_Entries shown_.
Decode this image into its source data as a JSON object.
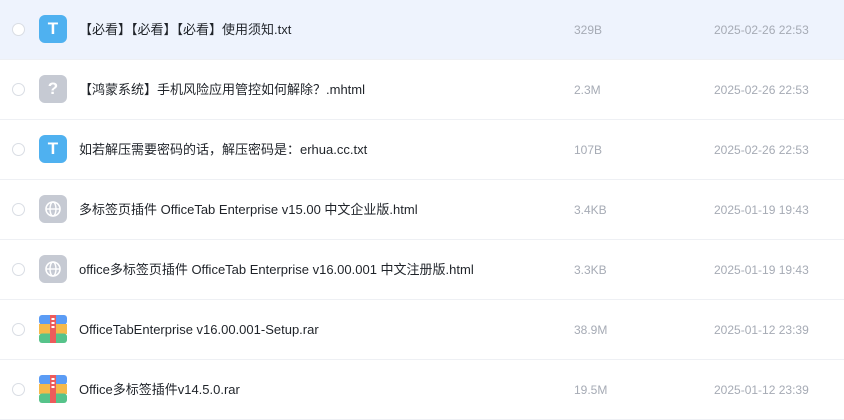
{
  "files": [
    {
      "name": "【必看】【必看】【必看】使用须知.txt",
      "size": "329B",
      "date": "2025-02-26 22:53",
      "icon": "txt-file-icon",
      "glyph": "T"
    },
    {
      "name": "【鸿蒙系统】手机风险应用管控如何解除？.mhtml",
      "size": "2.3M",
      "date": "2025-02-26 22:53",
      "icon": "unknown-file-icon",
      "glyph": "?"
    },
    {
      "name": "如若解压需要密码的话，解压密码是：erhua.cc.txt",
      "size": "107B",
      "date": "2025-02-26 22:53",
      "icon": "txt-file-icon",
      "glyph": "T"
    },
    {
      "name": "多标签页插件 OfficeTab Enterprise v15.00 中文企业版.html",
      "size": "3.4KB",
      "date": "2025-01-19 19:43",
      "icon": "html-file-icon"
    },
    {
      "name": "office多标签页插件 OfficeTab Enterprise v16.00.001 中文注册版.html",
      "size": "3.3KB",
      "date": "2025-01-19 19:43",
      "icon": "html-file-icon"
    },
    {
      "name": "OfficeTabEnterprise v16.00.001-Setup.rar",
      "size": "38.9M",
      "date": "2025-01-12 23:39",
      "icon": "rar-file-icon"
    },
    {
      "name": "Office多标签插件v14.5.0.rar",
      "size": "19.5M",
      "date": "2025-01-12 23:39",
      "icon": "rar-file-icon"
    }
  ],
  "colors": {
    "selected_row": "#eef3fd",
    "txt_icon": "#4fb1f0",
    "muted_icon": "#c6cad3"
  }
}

_Work required_. Every line of the material is to be quoted exactly, with no pictures carried over.

_Solution to this problem_.
Decode this image into its source data as a JSON object.
{
  "files": [
    {
      "name": "【必看】【必看】【必看】使用须知.txt",
      "size": "329B",
      "date": "2025-02-26 22:53",
      "icon": "txt-file-icon",
      "glyph": "T"
    },
    {
      "name": "【鸿蒙系统】手机风险应用管控如何解除？.mhtml",
      "size": "2.3M",
      "date": "2025-02-26 22:53",
      "icon": "unknown-file-icon",
      "glyph": "?"
    },
    {
      "name": "如若解压需要密码的话，解压密码是：erhua.cc.txt",
      "size": "107B",
      "date": "2025-02-26 22:53",
      "icon": "txt-file-icon",
      "glyph": "T"
    },
    {
      "name": "多标签页插件 OfficeTab Enterprise v15.00 中文企业版.html",
      "size": "3.4KB",
      "date": "2025-01-19 19:43",
      "icon": "html-file-icon"
    },
    {
      "name": "office多标签页插件 OfficeTab Enterprise v16.00.001 中文注册版.html",
      "size": "3.3KB",
      "date": "2025-01-19 19:43",
      "icon": "html-file-icon"
    },
    {
      "name": "OfficeTabEnterprise v16.00.001-Setup.rar",
      "size": "38.9M",
      "date": "2025-01-12 23:39",
      "icon": "rar-file-icon"
    },
    {
      "name": "Office多标签插件v14.5.0.rar",
      "size": "19.5M",
      "date": "2025-01-12 23:39",
      "icon": "rar-file-icon"
    }
  ],
  "colors": {
    "selected_row": "#eef3fd",
    "txt_icon": "#4fb1f0",
    "muted_icon": "#c6cad3"
  }
}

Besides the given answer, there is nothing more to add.